_WORK TO DO:_ Copy out every line exactly as given.

Start of EXTRACTED RECORDS

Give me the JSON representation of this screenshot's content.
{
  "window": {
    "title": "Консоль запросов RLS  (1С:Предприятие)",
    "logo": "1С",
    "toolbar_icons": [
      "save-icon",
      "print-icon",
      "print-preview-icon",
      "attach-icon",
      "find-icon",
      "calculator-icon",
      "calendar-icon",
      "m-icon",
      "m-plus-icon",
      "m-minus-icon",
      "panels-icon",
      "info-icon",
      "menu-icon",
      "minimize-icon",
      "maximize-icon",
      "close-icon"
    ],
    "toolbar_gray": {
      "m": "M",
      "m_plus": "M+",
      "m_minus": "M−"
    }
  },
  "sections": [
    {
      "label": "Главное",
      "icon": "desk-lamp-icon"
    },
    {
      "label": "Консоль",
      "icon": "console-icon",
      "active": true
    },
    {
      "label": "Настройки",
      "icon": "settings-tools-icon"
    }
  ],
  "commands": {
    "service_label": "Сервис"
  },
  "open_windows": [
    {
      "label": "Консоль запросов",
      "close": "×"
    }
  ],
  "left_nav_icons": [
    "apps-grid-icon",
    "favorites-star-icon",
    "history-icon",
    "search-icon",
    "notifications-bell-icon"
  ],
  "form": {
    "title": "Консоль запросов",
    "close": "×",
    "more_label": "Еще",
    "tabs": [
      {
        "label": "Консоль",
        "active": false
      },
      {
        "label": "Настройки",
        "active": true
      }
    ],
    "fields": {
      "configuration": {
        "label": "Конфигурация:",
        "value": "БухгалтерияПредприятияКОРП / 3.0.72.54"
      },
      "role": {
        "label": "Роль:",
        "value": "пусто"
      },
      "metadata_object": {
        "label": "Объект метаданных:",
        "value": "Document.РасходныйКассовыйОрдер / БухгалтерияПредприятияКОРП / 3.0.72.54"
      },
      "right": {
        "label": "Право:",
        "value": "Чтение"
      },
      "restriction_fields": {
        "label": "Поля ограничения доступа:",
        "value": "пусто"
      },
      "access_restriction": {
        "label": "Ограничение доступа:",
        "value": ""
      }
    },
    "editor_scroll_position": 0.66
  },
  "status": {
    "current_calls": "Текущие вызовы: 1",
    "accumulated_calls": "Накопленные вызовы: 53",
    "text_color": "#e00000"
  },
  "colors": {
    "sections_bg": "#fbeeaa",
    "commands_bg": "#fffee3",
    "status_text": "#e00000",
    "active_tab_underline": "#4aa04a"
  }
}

End of EXTRACTED RECORDS

_EXERCISE RESULT:_
Give me the JSON representation of this screenshot's content.
{
  "window": {
    "title": "Консоль запросов RLS  (1С:Предприятие)",
    "logo": "1С",
    "toolbar_icons": [
      "save-icon",
      "print-icon",
      "print-preview-icon",
      "attach-icon",
      "find-icon",
      "calculator-icon",
      "calendar-icon",
      "m-icon",
      "m-plus-icon",
      "m-minus-icon",
      "panels-icon",
      "info-icon",
      "menu-icon",
      "minimize-icon",
      "maximize-icon",
      "close-icon"
    ],
    "toolbar_gray": {
      "m": "M",
      "m_plus": "M+",
      "m_minus": "M−"
    }
  },
  "sections": [
    {
      "label": "Главное",
      "icon": "desk-lamp-icon"
    },
    {
      "label": "Консоль",
      "icon": "console-icon",
      "active": true
    },
    {
      "label": "Настройки",
      "icon": "settings-tools-icon"
    }
  ],
  "commands": {
    "service_label": "Сервис"
  },
  "open_windows": [
    {
      "label": "Консоль запросов",
      "close": "×"
    }
  ],
  "left_nav_icons": [
    "apps-grid-icon",
    "favorites-star-icon",
    "history-icon",
    "search-icon",
    "notifications-bell-icon"
  ],
  "form": {
    "title": "Консоль запросов",
    "close": "×",
    "more_label": "Еще",
    "tabs": [
      {
        "label": "Консоль",
        "active": false
      },
      {
        "label": "Настройки",
        "active": true
      }
    ],
    "fields": {
      "configuration": {
        "label": "Конфигурация:",
        "value": "БухгалтерияПредприятияКОРП / 3.0.72.54"
      },
      "role": {
        "label": "Роль:",
        "value": "пусто"
      },
      "metadata_object": {
        "label": "Объект метаданных:",
        "value": "Document.РасходныйКассовыйОрдер / БухгалтерияПредприятияКОРП / 3.0.72.54"
      },
      "right": {
        "label": "Право:",
        "value": "Чтение"
      },
      "restriction_fields": {
        "label": "Поля ограничения доступа:",
        "value": "пусто"
      },
      "access_restriction": {
        "label": "Ограничение доступа:",
        "value": ""
      }
    },
    "editor_scroll_position": 0.66
  },
  "status": {
    "current_calls": "Текущие вызовы: 1",
    "accumulated_calls": "Накопленные вызовы: 53",
    "text_color": "#e00000"
  },
  "colors": {
    "sections_bg": "#fbeeaa",
    "commands_bg": "#fffee3",
    "status_text": "#e00000",
    "active_tab_underline": "#4aa04a"
  }
}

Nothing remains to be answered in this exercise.